++++ Data provided

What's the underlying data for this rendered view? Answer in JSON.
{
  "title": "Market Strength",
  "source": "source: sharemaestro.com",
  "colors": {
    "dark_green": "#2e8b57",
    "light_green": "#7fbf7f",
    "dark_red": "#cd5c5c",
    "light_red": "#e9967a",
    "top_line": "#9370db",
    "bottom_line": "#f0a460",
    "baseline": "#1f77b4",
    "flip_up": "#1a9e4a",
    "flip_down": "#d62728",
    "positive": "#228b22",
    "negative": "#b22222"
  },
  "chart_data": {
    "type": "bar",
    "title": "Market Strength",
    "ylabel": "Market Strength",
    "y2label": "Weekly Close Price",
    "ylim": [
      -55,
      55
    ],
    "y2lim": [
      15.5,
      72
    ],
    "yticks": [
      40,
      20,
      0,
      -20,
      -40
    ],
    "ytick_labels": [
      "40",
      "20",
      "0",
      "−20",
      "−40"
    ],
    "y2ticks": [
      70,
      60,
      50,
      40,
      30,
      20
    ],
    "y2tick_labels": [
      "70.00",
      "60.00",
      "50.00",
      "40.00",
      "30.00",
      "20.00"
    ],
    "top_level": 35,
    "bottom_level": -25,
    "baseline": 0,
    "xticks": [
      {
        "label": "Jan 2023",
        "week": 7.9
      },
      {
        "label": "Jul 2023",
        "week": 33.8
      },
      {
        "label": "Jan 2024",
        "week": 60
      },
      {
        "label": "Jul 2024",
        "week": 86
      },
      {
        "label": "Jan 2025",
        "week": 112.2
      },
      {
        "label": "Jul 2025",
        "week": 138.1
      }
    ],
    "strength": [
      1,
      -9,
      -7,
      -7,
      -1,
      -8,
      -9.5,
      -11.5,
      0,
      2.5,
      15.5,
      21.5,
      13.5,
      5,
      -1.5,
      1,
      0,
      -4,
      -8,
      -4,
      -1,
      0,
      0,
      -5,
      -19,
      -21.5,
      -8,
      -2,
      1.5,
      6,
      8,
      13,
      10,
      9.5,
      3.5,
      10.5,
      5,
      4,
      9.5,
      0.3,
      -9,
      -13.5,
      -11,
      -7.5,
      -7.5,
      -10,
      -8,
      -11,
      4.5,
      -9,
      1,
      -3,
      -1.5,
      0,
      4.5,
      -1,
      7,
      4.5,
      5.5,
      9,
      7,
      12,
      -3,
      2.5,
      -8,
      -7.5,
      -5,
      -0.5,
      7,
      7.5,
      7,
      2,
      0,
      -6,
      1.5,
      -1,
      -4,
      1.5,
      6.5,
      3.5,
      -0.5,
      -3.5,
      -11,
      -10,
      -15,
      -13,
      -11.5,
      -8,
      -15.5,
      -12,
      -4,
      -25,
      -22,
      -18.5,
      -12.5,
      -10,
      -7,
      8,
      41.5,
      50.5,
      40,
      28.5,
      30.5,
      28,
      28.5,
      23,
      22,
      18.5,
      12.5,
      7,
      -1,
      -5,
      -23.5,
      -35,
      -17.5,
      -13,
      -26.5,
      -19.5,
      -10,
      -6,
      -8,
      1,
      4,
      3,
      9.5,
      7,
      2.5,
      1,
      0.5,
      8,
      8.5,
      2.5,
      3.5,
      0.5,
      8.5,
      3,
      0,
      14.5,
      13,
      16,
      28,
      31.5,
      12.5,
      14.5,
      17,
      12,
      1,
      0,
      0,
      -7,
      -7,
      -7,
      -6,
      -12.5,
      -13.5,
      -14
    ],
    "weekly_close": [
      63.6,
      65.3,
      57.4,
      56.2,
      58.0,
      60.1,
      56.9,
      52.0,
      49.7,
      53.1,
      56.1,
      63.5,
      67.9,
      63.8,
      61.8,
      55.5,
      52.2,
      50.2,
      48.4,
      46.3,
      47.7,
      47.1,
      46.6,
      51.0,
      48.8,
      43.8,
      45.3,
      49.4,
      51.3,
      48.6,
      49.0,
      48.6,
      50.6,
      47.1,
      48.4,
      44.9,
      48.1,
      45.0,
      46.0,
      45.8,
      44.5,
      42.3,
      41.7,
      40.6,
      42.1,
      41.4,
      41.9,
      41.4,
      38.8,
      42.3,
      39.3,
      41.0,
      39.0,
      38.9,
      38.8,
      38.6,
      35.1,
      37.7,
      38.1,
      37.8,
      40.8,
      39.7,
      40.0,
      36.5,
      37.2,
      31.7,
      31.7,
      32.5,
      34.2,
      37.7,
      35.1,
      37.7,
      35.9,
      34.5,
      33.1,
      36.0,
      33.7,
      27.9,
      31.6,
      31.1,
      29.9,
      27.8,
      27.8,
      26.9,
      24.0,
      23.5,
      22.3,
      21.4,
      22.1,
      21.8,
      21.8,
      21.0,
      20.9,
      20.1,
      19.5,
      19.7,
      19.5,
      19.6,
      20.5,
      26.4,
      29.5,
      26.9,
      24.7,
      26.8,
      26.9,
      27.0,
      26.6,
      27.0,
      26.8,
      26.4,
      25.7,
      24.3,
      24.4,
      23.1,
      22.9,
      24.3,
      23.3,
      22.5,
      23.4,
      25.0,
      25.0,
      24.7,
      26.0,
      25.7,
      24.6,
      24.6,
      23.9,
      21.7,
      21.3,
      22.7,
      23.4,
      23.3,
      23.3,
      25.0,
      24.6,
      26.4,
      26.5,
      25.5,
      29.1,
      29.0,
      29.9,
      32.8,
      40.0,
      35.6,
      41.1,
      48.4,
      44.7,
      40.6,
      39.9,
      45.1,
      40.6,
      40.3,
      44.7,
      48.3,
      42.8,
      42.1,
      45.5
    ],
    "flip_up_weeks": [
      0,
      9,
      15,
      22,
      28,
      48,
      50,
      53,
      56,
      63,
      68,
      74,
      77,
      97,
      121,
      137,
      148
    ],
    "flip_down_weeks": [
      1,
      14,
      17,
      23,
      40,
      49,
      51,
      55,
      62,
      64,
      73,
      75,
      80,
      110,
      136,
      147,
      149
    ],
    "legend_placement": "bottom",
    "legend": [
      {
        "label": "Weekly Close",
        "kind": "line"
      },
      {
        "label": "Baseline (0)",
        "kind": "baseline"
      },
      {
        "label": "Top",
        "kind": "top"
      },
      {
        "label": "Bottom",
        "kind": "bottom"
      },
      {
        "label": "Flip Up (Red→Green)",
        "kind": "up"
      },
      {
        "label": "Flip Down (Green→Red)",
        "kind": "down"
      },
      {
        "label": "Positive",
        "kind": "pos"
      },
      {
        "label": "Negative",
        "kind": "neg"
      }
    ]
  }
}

++++++++

_Short task_. Give the data again, exactly as it stands.

_Solution below_.
What's the underlying data for this rendered view? Answer in JSON.
{
  "title": "Market Strength",
  "source": "source: sharemaestro.com",
  "colors": {
    "dark_green": "#2e8b57",
    "light_green": "#7fbf7f",
    "dark_red": "#cd5c5c",
    "light_red": "#e9967a",
    "top_line": "#9370db",
    "bottom_line": "#f0a460",
    "baseline": "#1f77b4",
    "flip_up": "#1a9e4a",
    "flip_down": "#d62728",
    "positive": "#228b22",
    "negative": "#b22222"
  },
  "chart_data": {
    "type": "bar",
    "title": "Market Strength",
    "ylabel": "Market Strength",
    "y2label": "Weekly Close Price",
    "ylim": [
      -55,
      55
    ],
    "y2lim": [
      15.5,
      72
    ],
    "yticks": [
      40,
      20,
      0,
      -20,
      -40
    ],
    "ytick_labels": [
      "40",
      "20",
      "0",
      "−20",
      "−40"
    ],
    "y2ticks": [
      70,
      60,
      50,
      40,
      30,
      20
    ],
    "y2tick_labels": [
      "70.00",
      "60.00",
      "50.00",
      "40.00",
      "30.00",
      "20.00"
    ],
    "top_level": 35,
    "bottom_level": -25,
    "baseline": 0,
    "xticks": [
      {
        "label": "Jan 2023",
        "week": 7.9
      },
      {
        "label": "Jul 2023",
        "week": 33.8
      },
      {
        "label": "Jan 2024",
        "week": 60
      },
      {
        "label": "Jul 2024",
        "week": 86
      },
      {
        "label": "Jan 2025",
        "week": 112.2
      },
      {
        "label": "Jul 2025",
        "week": 138.1
      }
    ],
    "strength": [
      1,
      -9,
      -7,
      -7,
      -1,
      -8,
      -9.5,
      -11.5,
      0,
      2.5,
      15.5,
      21.5,
      13.5,
      5,
      -1.5,
      1,
      0,
      -4,
      -8,
      -4,
      -1,
      0,
      0,
      -5,
      -19,
      -21.5,
      -8,
      -2,
      1.5,
      6,
      8,
      13,
      10,
      9.5,
      3.5,
      10.5,
      5,
      4,
      9.5,
      0.3,
      -9,
      -13.5,
      -11,
      -7.5,
      -7.5,
      -10,
      -8,
      -11,
      4.5,
      -9,
      1,
      -3,
      -1.5,
      0,
      4.5,
      -1,
      7,
      4.5,
      5.5,
      9,
      7,
      12,
      -3,
      2.5,
      -8,
      -7.5,
      -5,
      -0.5,
      7,
      7.5,
      7,
      2,
      0,
      -6,
      1.5,
      -1,
      -4,
      1.5,
      6.5,
      3.5,
      -0.5,
      -3.5,
      -11,
      -10,
      -15,
      -13,
      -11.5,
      -8,
      -15.5,
      -12,
      -4,
      -25,
      -22,
      -18.5,
      -12.5,
      -10,
      -7,
      8,
      41.5,
      50.5,
      40,
      28.5,
      30.5,
      28,
      28.5,
      23,
      22,
      18.5,
      12.5,
      7,
      -1,
      -5,
      -23.5,
      -35,
      -17.5,
      -13,
      -26.5,
      -19.5,
      -10,
      -6,
      -8,
      1,
      4,
      3,
      9.5,
      7,
      2.5,
      1,
      0.5,
      8,
      8.5,
      2.5,
      3.5,
      0.5,
      8.5,
      3,
      0,
      14.5,
      13,
      16,
      28,
      31.5,
      12.5,
      14.5,
      17,
      12,
      1,
      0,
      0,
      -7,
      -7,
      -7,
      -6,
      -12.5,
      -13.5,
      -14
    ],
    "weekly_close": [
      63.6,
      65.3,
      57.4,
      56.2,
      58.0,
      60.1,
      56.9,
      52.0,
      49.7,
      53.1,
      56.1,
      63.5,
      67.9,
      63.8,
      61.8,
      55.5,
      52.2,
      50.2,
      48.4,
      46.3,
      47.7,
      47.1,
      46.6,
      51.0,
      48.8,
      43.8,
      45.3,
      49.4,
      51.3,
      48.6,
      49.0,
      48.6,
      50.6,
      47.1,
      48.4,
      44.9,
      48.1,
      45.0,
      46.0,
      45.8,
      44.5,
      42.3,
      41.7,
      40.6,
      42.1,
      41.4,
      41.9,
      41.4,
      38.8,
      42.3,
      39.3,
      41.0,
      39.0,
      38.9,
      38.8,
      38.6,
      35.1,
      37.7,
      38.1,
      37.8,
      40.8,
      39.7,
      40.0,
      36.5,
      37.2,
      31.7,
      31.7,
      32.5,
      34.2,
      37.7,
      35.1,
      37.7,
      35.9,
      34.5,
      33.1,
      36.0,
      33.7,
      27.9,
      31.6,
      31.1,
      29.9,
      27.8,
      27.8,
      26.9,
      24.0,
      23.5,
      22.3,
      21.4,
      22.1,
      21.8,
      21.8,
      21.0,
      20.9,
      20.1,
      19.5,
      19.7,
      19.5,
      19.6,
      20.5,
      26.4,
      29.5,
      26.9,
      24.7,
      26.8,
      26.9,
      27.0,
      26.6,
      27.0,
      26.8,
      26.4,
      25.7,
      24.3,
      24.4,
      23.1,
      22.9,
      24.3,
      23.3,
      22.5,
      23.4,
      25.0,
      25.0,
      24.7,
      26.0,
      25.7,
      24.6,
      24.6,
      23.9,
      21.7,
      21.3,
      22.7,
      23.4,
      23.3,
      23.3,
      25.0,
      24.6,
      26.4,
      26.5,
      25.5,
      29.1,
      29.0,
      29.9,
      32.8,
      40.0,
      35.6,
      41.1,
      48.4,
      44.7,
      40.6,
      39.9,
      45.1,
      40.6,
      40.3,
      44.7,
      48.3,
      42.8,
      42.1,
      45.5
    ],
    "flip_up_weeks": [
      0,
      9,
      15,
      22,
      28,
      48,
      50,
      53,
      56,
      63,
      68,
      74,
      77,
      97,
      121,
      137,
      148
    ],
    "flip_down_weeks": [
      1,
      14,
      17,
      23,
      40,
      49,
      51,
      55,
      62,
      64,
      73,
      75,
      80,
      110,
      136,
      147,
      149
    ],
    "legend_placement": "bottom",
    "legend": [
      {
        "label": "Weekly Close",
        "kind": "line"
      },
      {
        "label": "Baseline (0)",
        "kind": "baseline"
      },
      {
        "label": "Top",
        "kind": "top"
      },
      {
        "label": "Bottom",
        "kind": "bottom"
      },
      {
        "label": "Flip Up (Red→Green)",
        "kind": "up"
      },
      {
        "label": "Flip Down (Green→Red)",
        "kind": "down"
      },
      {
        "label": "Positive",
        "kind": "pos"
      },
      {
        "label": "Negative",
        "kind": "neg"
      }
    ]
  }
}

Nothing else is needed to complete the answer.